* Begin Material provided *

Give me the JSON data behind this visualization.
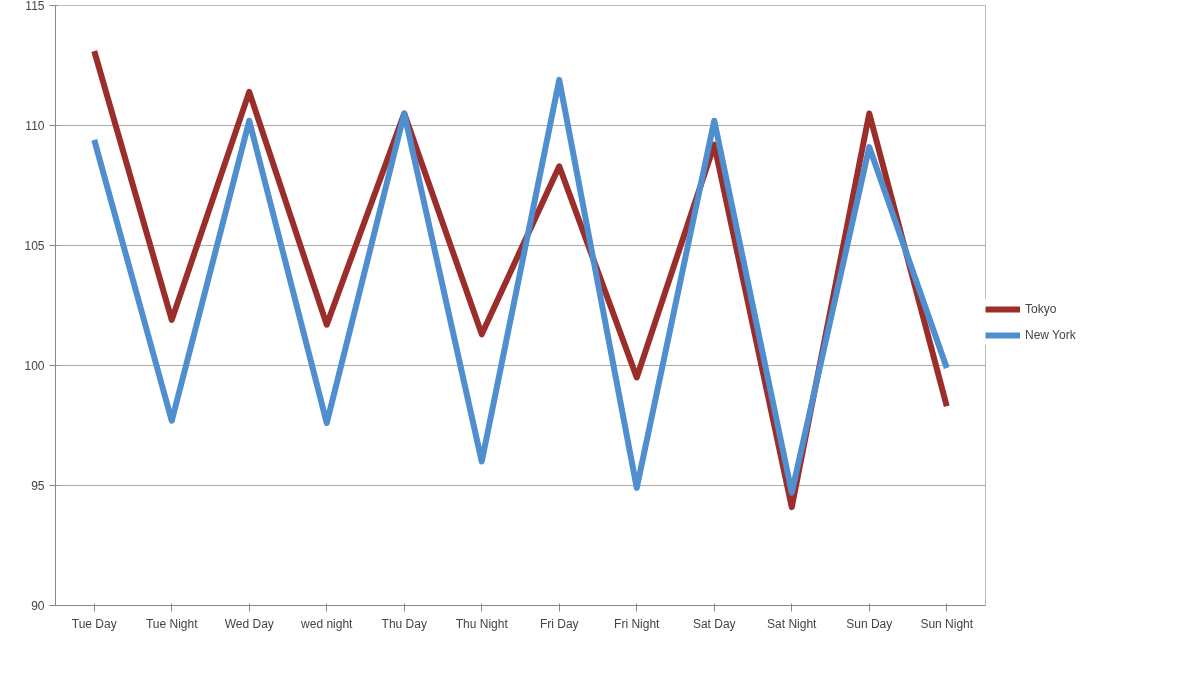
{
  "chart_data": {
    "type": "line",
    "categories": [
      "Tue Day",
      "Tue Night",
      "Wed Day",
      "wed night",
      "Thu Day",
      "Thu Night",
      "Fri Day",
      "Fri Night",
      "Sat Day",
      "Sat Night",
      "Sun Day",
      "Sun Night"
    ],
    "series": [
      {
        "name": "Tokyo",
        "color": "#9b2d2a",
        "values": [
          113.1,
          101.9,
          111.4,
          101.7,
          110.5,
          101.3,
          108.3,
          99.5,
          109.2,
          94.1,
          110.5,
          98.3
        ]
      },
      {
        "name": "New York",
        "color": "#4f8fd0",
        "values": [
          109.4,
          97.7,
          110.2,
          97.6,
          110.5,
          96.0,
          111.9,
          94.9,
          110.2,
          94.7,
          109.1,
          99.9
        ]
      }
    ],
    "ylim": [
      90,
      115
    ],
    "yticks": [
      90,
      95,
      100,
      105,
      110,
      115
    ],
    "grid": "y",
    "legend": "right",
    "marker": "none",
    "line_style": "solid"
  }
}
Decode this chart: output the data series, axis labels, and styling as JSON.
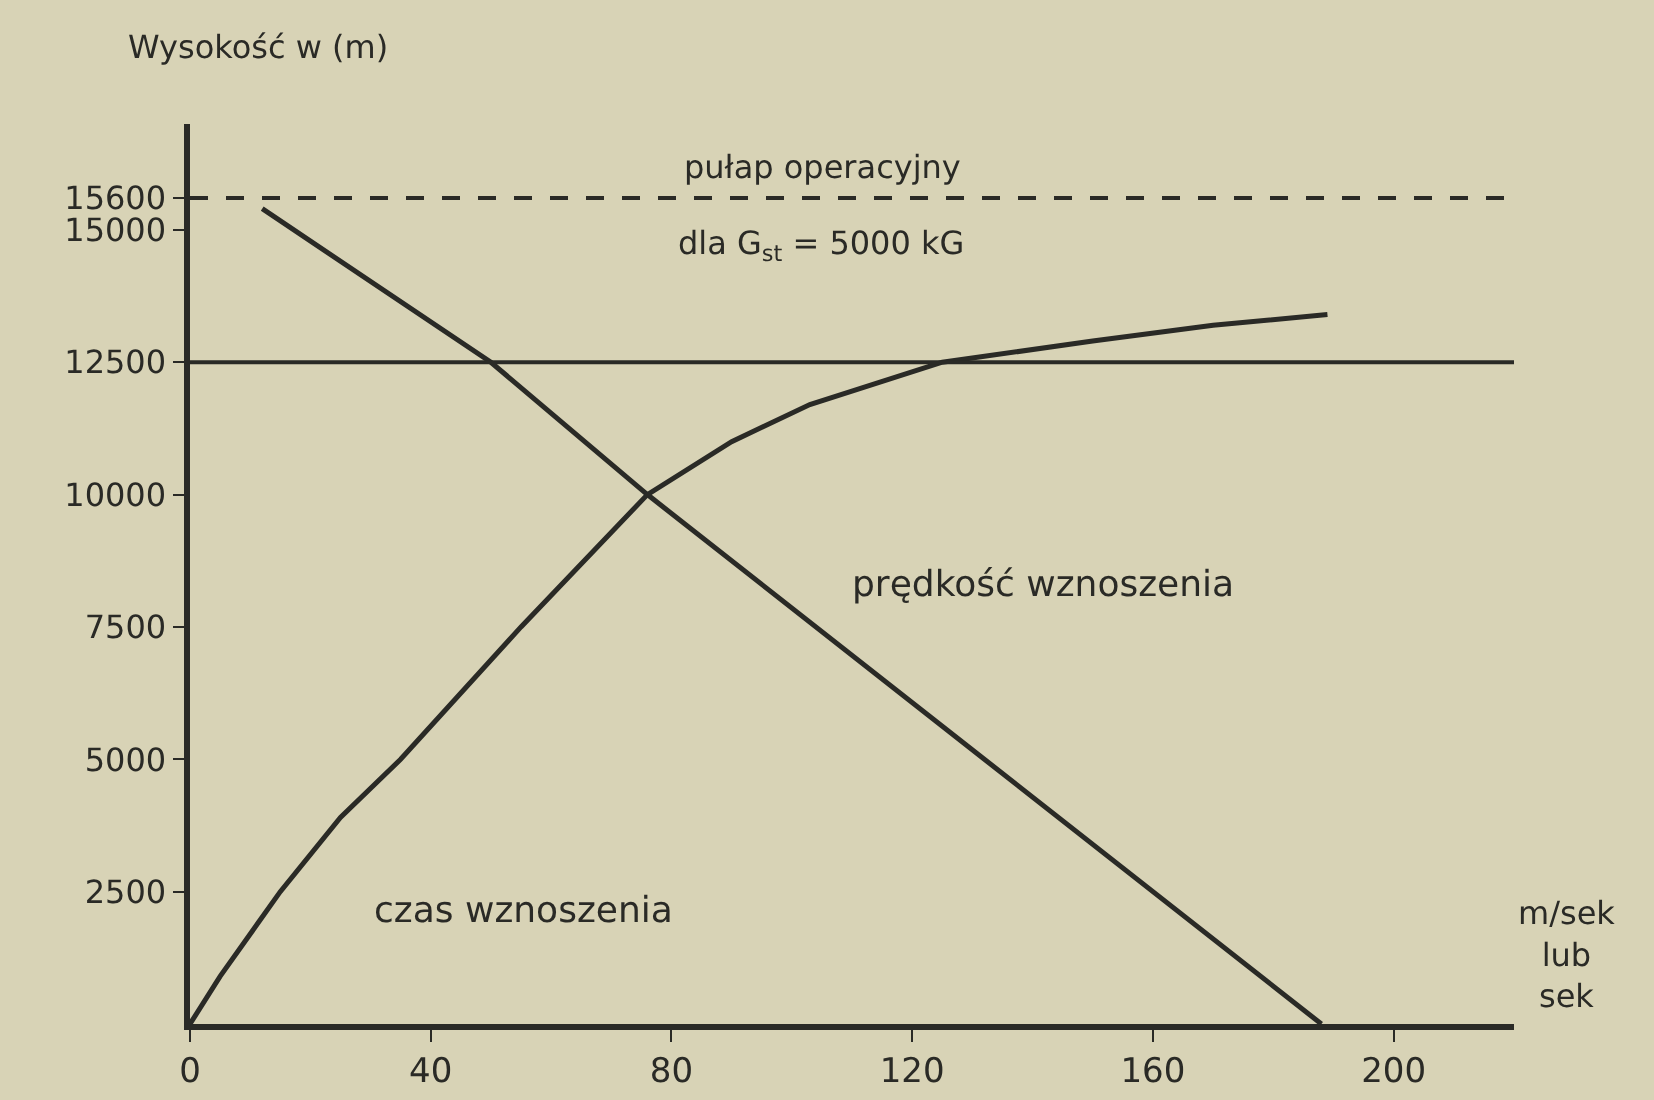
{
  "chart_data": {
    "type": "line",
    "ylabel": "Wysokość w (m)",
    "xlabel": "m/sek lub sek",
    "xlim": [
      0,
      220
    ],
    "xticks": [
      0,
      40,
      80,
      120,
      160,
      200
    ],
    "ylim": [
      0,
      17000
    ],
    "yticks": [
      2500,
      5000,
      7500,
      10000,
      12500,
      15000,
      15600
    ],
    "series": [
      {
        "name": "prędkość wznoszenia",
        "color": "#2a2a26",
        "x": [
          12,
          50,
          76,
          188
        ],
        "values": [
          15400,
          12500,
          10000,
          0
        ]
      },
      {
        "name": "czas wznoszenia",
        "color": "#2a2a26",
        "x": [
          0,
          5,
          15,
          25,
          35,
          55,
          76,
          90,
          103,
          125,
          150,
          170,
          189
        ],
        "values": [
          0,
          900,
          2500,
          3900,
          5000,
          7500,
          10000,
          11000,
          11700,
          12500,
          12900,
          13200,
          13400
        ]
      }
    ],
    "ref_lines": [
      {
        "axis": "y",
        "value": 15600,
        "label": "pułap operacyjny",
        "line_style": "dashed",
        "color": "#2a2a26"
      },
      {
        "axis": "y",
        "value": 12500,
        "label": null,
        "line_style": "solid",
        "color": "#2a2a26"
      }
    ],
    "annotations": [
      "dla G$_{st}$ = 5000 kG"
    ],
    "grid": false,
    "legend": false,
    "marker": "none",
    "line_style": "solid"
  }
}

* End Material provided *
* Begin Material provided *

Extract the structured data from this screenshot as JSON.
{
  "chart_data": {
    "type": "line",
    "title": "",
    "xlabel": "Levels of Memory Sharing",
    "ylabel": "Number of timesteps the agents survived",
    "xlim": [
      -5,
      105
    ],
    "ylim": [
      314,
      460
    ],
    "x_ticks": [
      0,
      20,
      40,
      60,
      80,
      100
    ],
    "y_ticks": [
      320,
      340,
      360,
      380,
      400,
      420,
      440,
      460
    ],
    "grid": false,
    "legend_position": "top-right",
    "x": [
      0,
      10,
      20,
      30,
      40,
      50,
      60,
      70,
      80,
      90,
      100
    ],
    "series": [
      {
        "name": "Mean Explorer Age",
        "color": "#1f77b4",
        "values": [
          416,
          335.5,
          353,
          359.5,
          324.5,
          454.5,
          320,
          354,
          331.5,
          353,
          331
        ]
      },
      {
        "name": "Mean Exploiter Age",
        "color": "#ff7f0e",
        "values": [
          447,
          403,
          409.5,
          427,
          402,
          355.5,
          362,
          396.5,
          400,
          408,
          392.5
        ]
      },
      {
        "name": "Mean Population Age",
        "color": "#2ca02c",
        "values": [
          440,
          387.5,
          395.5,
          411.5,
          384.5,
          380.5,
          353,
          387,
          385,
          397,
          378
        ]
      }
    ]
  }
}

* End Material provided *

Objective :: Count every line bearing the word "wznoszenia"; report the total only.

In response :: 2